┌──

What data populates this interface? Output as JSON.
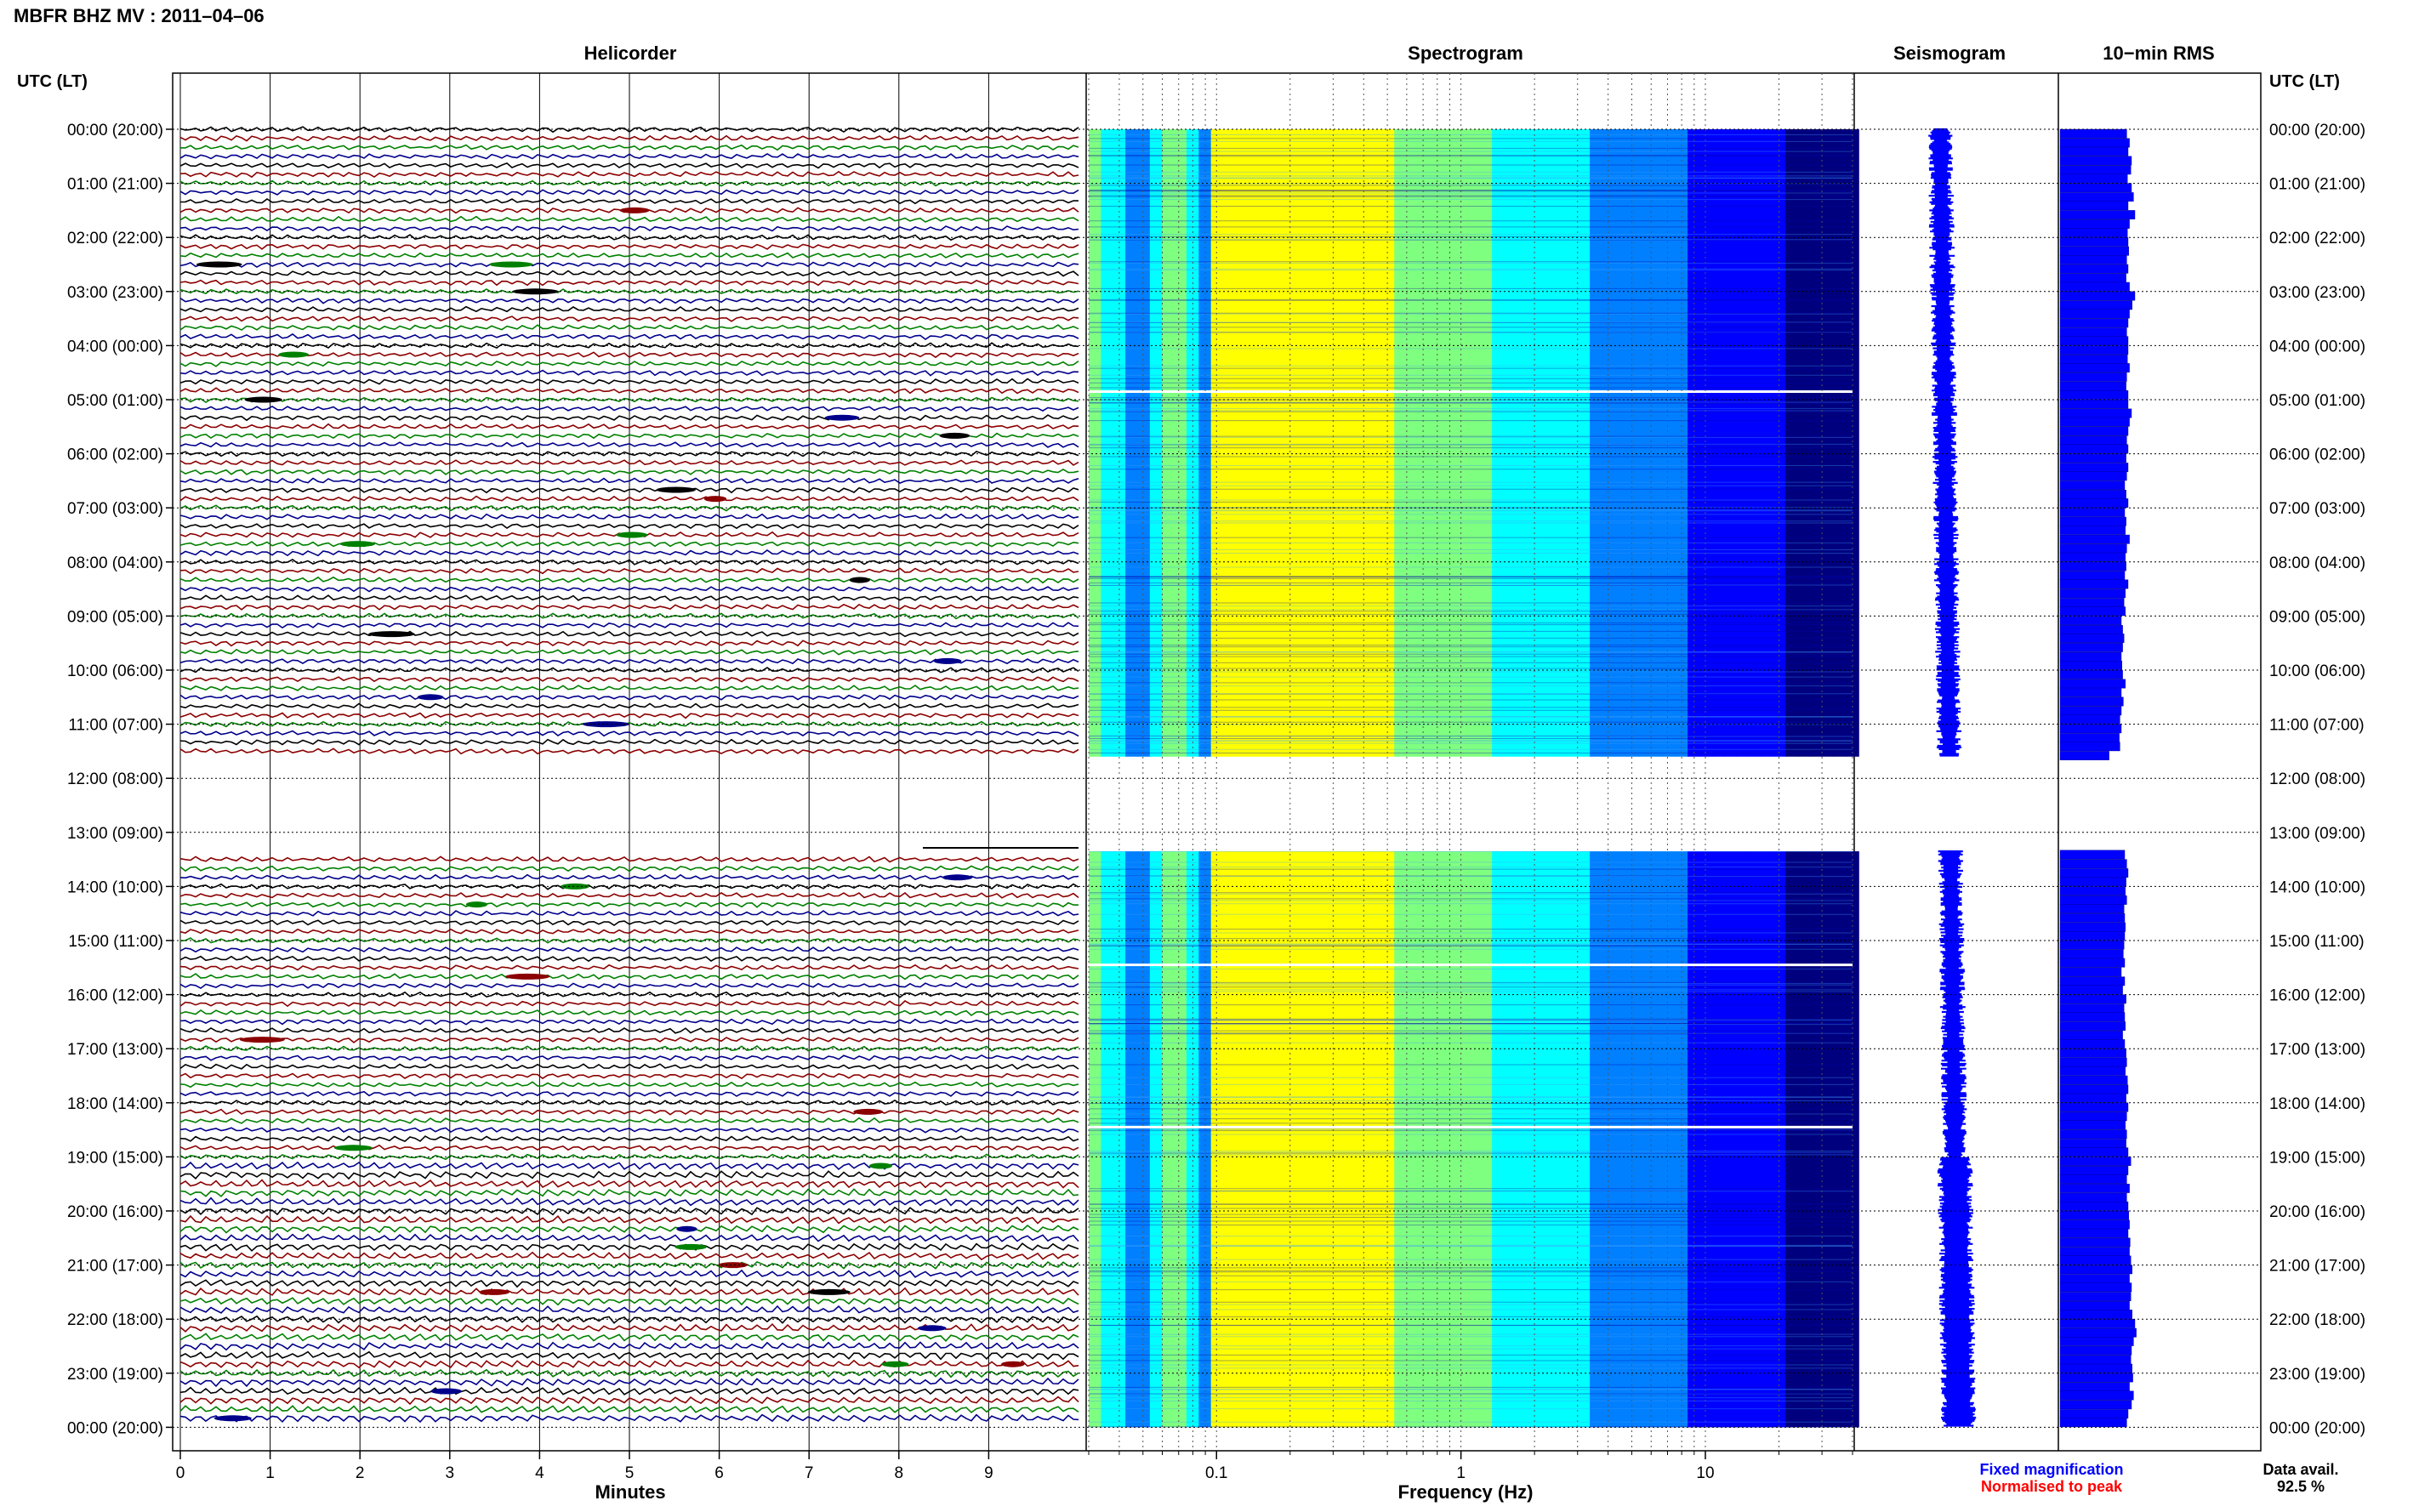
{
  "title": "MBFR BHZ MV : 2011–04–06",
  "time_axis_label": "UTC (LT)",
  "hour_labels": [
    "00:00 (20:00)",
    "01:00 (21:00)",
    "02:00 (22:00)",
    "03:00 (23:00)",
    "04:00 (00:00)",
    "05:00 (01:00)",
    "06:00 (02:00)",
    "07:00 (03:00)",
    "08:00 (04:00)",
    "09:00 (05:00)",
    "10:00 (06:00)",
    "11:00 (07:00)",
    "12:00 (08:00)",
    "13:00 (09:00)",
    "14:00 (10:00)",
    "15:00 (11:00)",
    "16:00 (12:00)",
    "17:00 (13:00)",
    "18:00 (14:00)",
    "19:00 (15:00)",
    "20:00 (16:00)",
    "21:00 (17:00)",
    "22:00 (18:00)",
    "23:00 (19:00)",
    "00:00 (20:00)"
  ],
  "panels": {
    "helicorder": {
      "title": "Helicorder",
      "xlabel": "Minutes",
      "xticks": [
        "0",
        "1",
        "2",
        "3",
        "4",
        "5",
        "6",
        "7",
        "8",
        "9"
      ],
      "trace_colors": [
        "#000000",
        "#8b0000",
        "#008000",
        "#00008b"
      ]
    },
    "spectrogram": {
      "title": "Spectrogram",
      "xlabel": "Frequency (Hz)",
      "xticks": [
        "0.1",
        "1",
        "10"
      ],
      "xscale": "log",
      "xlim": [
        0.03,
        40
      ],
      "colormap": [
        "#00007f",
        "#0000ff",
        "#007fff",
        "#00ffff",
        "#7fff7f",
        "#ffff00"
      ]
    },
    "seismogram": {
      "title": "Seismogram",
      "legend": [
        "Fixed magnification",
        "Normalised to peak"
      ],
      "legend_colors": [
        "#0000ff",
        "#ff0000"
      ]
    },
    "rms": {
      "title": "10−min RMS",
      "bar_color": "#0000ff"
    }
  },
  "data_availability": {
    "label": "Data avail.",
    "value": "92.5 %"
  },
  "chart_data": {
    "type": "heatmap",
    "title": "MBFR BHZ MV : 2011–04–06",
    "y_unit": "hours UTC",
    "ylim": [
      0,
      24
    ],
    "data_gaps_hours": [
      [
        11.6,
        13.35
      ]
    ],
    "data_available_percent": 92.5,
    "spectrogram_peak_frequency_hz": 0.22,
    "rms_10min": {
      "x_label": "hour UTC",
      "hours": [
        0.0,
        0.17,
        0.33,
        0.5,
        0.67,
        0.83,
        1.0,
        1.17,
        1.33,
        1.5,
        1.67,
        1.83,
        2.0,
        2.17,
        2.33,
        2.5,
        2.67,
        2.83,
        3.0,
        3.17,
        3.33,
        3.5,
        3.67,
        3.83,
        4.0,
        4.17,
        4.33,
        4.5,
        4.67,
        4.83,
        5.0,
        5.17,
        5.33,
        5.5,
        5.67,
        5.83,
        6.0,
        6.17,
        6.33,
        6.5,
        6.67,
        6.83,
        7.0,
        7.17,
        7.33,
        7.5,
        7.67,
        7.83,
        8.0,
        8.17,
        8.33,
        8.5,
        8.67,
        8.83,
        9.0,
        9.17,
        9.33,
        9.5,
        9.67,
        9.83,
        10.0,
        10.17,
        10.33,
        10.5,
        10.67,
        10.83,
        11.0,
        11.17,
        11.33,
        11.5,
        13.33,
        13.5,
        13.67,
        13.83,
        14.0,
        14.17,
        14.33,
        14.5,
        14.67,
        14.83,
        15.0,
        15.17,
        15.33,
        15.5,
        15.67,
        15.83,
        16.0,
        16.17,
        16.33,
        16.5,
        16.67,
        16.83,
        17.0,
        17.17,
        17.33,
        17.5,
        17.67,
        17.83,
        18.0,
        18.17,
        18.33,
        18.5,
        18.67,
        18.83,
        19.0,
        19.17,
        19.33,
        19.5,
        19.67,
        19.83,
        20.0,
        20.17,
        20.33,
        20.5,
        20.67,
        20.83,
        21.0,
        21.17,
        21.33,
        21.5,
        21.67,
        21.83,
        22.0,
        22.17,
        22.33,
        22.5,
        22.67,
        22.83,
        23.0,
        23.17,
        23.33,
        23.5,
        23.67,
        23.83
      ],
      "values": [
        0.98,
        1.02,
        1.0,
        1.05,
        1.04,
        0.99,
        1.05,
        1.08,
        1.0,
        1.1,
        1.02,
        0.99,
        1.0,
        1.01,
        0.98,
        1.0,
        0.97,
        1.02,
        1.1,
        1.06,
        1.02,
        1.0,
        0.98,
        1.0,
        1.0,
        0.99,
        1.02,
        0.98,
        0.97,
        1.0,
        1.0,
        1.05,
        1.02,
        1.0,
        0.98,
        1.0,
        0.97,
        1.0,
        0.98,
        0.95,
        0.97,
        1.0,
        0.95,
        0.97,
        0.96,
        1.02,
        0.98,
        0.96,
        0.97,
        0.95,
        1.0,
        0.96,
        0.94,
        0.96,
        0.9,
        0.92,
        0.94,
        0.92,
        0.9,
        0.91,
        0.92,
        0.96,
        0.9,
        0.93,
        0.9,
        0.88,
        0.9,
        0.87,
        0.88,
        0.72,
        0.95,
        0.98,
        1.0,
        0.97,
        0.96,
        0.98,
        0.94,
        0.95,
        0.96,
        0.95,
        0.94,
        0.93,
        0.95,
        0.9,
        0.95,
        0.92,
        0.97,
        0.94,
        0.95,
        0.96,
        0.92,
        0.95,
        0.97,
        0.98,
        0.96,
        0.99,
        1.0,
        0.97,
        1.0,
        0.98,
        0.96,
        0.98,
        0.97,
        1.0,
        1.04,
        1.0,
        0.98,
        1.02,
        0.98,
        1.0,
        1.01,
        1.02,
        1.0,
        1.03,
        1.02,
        1.04,
        1.06,
        1.02,
        1.05,
        1.04,
        1.02,
        1.06,
        1.1,
        1.12,
        1.08,
        1.05,
        1.04,
        1.06,
        1.07,
        1.02,
        1.08,
        1.05,
        1.0,
        0.98
      ]
    }
  }
}
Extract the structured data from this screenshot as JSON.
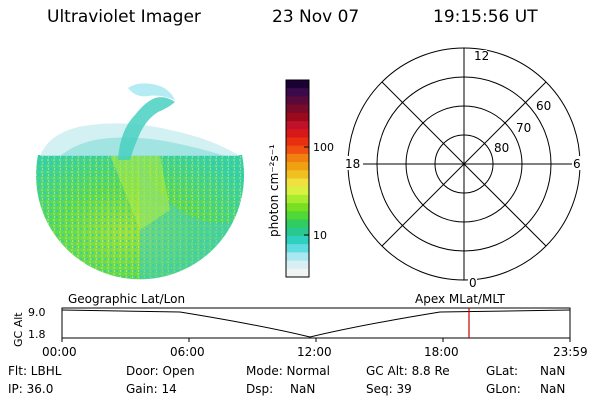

└──

▸ Given instruction: Copy the material above in full and exactly, skipping pictures.

▸ Task answer:
What data populates this interface? Output as JSON.
{
  "title": "MBFR BHZ MV : 2011–04–06",
  "time_axis_label": "UTC (LT)",
  "hour_labels": [
    "00:00 (20:00)",
    "01:00 (21:00)",
    "02:00 (22:00)",
    "03:00 (23:00)",
    "04:00 (00:00)",
    "05:00 (01:00)",
    "06:00 (02:00)",
    "07:00 (03:00)",
    "08:00 (04:00)",
    "09:00 (05:00)",
    "10:00 (06:00)",
    "11:00 (07:00)",
    "12:00 (08:00)",
    "13:00 (09:00)",
    "14:00 (10:00)",
    "15:00 (11:00)",
    "16:00 (12:00)",
    "17:00 (13:00)",
    "18:00 (14:00)",
    "19:00 (15:00)",
    "20:00 (16:00)",
    "21:00 (17:00)",
    "22:00 (18:00)",
    "23:00 (19:00)",
    "00:00 (20:00)"
  ],
  "panels": {
    "helicorder": {
      "title": "Helicorder",
      "xlabel": "Minutes",
      "xticks": [
        "0",
        "1",
        "2",
        "3",
        "4",
        "5",
        "6",
        "7",
        "8",
        "9"
      ],
      "trace_colors": [
        "#000000",
        "#8b0000",
        "#008000",
        "#00008b"
      ]
    },
    "spectrogram": {
      "title": "Spectrogram",
      "xlabel": "Frequency (Hz)",
      "xticks": [
        "0.1",
        "1",
        "10"
      ],
      "xscale": "log",
      "xlim": [
        0.03,
        40
      ],
      "colormap": [
        "#00007f",
        "#0000ff",
        "#007fff",
        "#00ffff",
        "#7fff7f",
        "#ffff00"
      ]
    },
    "seismogram": {
      "title": "Seismogram",
      "legend": [
        "Fixed magnification",
        "Normalised to peak"
      ],
      "legend_colors": [
        "#0000ff",
        "#ff0000"
      ]
    },
    "rms": {
      "title": "10−min RMS",
      "bar_color": "#0000ff"
    }
  },
  "data_availability": {
    "label": "Data avail.",
    "value": "92.5 %"
  },
  "chart_data": {
    "type": "heatmap",
    "title": "MBFR BHZ MV : 2011–04–06",
    "y_unit": "hours UTC",
    "ylim": [
      0,
      24
    ],
    "data_gaps_hours": [
      [
        11.6,
        13.35
      ]
    ],
    "data_available_percent": 92.5,
    "spectrogram_peak_frequency_hz": 0.22,
    "rms_10min": {
      "x_label": "hour UTC",
      "hours": [
        0.0,
        0.17,
        0.33,
        0.5,
        0.67,
        0.83,
        1.0,
        1.17,
        1.33,
        1.5,
        1.67,
        1.83,
        2.0,
        2.17,
        2.33,
        2.5,
        2.67,
        2.83,
        3.0,
        3.17,
        3.33,
        3.5,
        3.67,
        3.83,
        4.0,
        4.17,
        4.33,
        4.5,
        4.67,
        4.83,
        5.0,
        5.17,
        5.33,
        5.5,
        5.67,
        5.83,
        6.0,
        6.17,
        6.33,
        6.5,
        6.67,
        6.83,
        7.0,
        7.17,
        7.33,
        7.5,
        7.67,
        7.83,
        8.0,
        8.17,
        8.33,
        8.5,
        8.67,
        8.83,
        9.0,
        9.17,
        9.33,
        9.5,
        9.67,
        9.83,
        10.0,
        10.17,
        10.33,
        10.5,
        10.67,
        10.83,
        11.0,
        11.17,
        11.33,
        11.5,
        13.33,
        13.5,
        13.67,
        13.83,
        14.0,
        14.17,
        14.33,
        14.5,
        14.67,
        14.83,
        15.0,
        15.17,
        15.33,
        15.5,
        15.67,
        15.83,
        16.0,
        16.17,
        16.33,
        16.5,
        16.67,
        16.83,
        17.0,
        17.17,
        17.33,
        17.5,
        17.67,
        17.83,
        18.0,
        18.17,
        18.33,
        18.5,
        18.67,
        18.83,
        19.0,
        19.17,
        19.33,
        19.5,
        19.67,
        19.83,
        20.0,
        20.17,
        20.33,
        20.5,
        20.67,
        20.83,
        21.0,
        21.17,
        21.33,
        21.5,
        21.67,
        21.83,
        22.0,
        22.17,
        22.33,
        22.5,
        22.67,
        22.83,
        23.0,
        23.17,
        23.33,
        23.5,
        23.67,
        23.83
      ],
      "values": [
        0.98,
        1.02,
        1.0,
        1.05,
        1.04,
        0.99,
        1.05,
        1.08,
        1.0,
        1.1,
        1.02,
        0.99,
        1.0,
        1.01,
        0.98,
        1.0,
        0.97,
        1.02,
        1.1,
        1.06,
        1.02,
        1.0,
        0.98,
        1.0,
        1.0,
        0.99,
        1.02,
        0.98,
        0.97,
        1.0,
        1.0,
        1.05,
        1.02,
        1.0,
        0.98,
        1.0,
        0.97,
        1.0,
        0.98,
        0.95,
        0.97,
        1.0,
        0.95,
        0.97,
        0.96,
        1.02,
        0.98,
        0.96,
        0.97,
        0.95,
        1.0,
        0.96,
        0.94,
        0.96,
        0.9,
        0.92,
        0.94,
        0.92,
        0.9,
        0.91,
        0.92,
        0.96,
        0.9,
        0.93,
        0.9,
        0.88,
        0.9,
        0.87,
        0.88,
        0.72,
        0.95,
        0.98,
        1.0,
        0.97,
        0.96,
        0.98,
        0.94,
        0.95,
        0.96,
        0.95,
        0.94,
        0.93,
        0.95,
        0.9,
        0.95,
        0.92,
        0.97,
        0.94,
        0.95,
        0.96,
        0.92,
        0.95,
        0.97,
        0.98,
        0.96,
        0.99,
        1.0,
        0.97,
        1.0,
        0.98,
        0.96,
        0.98,
        0.97,
        1.0,
        1.04,
        1.0,
        0.98,
        1.02,
        0.98,
        1.0,
        1.01,
        1.02,
        1.0,
        1.03,
        1.02,
        1.04,
        1.06,
        1.02,
        1.05,
        1.04,
        1.02,
        1.06,
        1.1,
        1.12,
        1.08,
        1.05,
        1.04,
        1.06,
        1.07,
        1.02,
        1.08,
        1.05,
        1.0,
        0.98
      ]
    }
  }
}
Extract the structured data from this screenshot as JSON.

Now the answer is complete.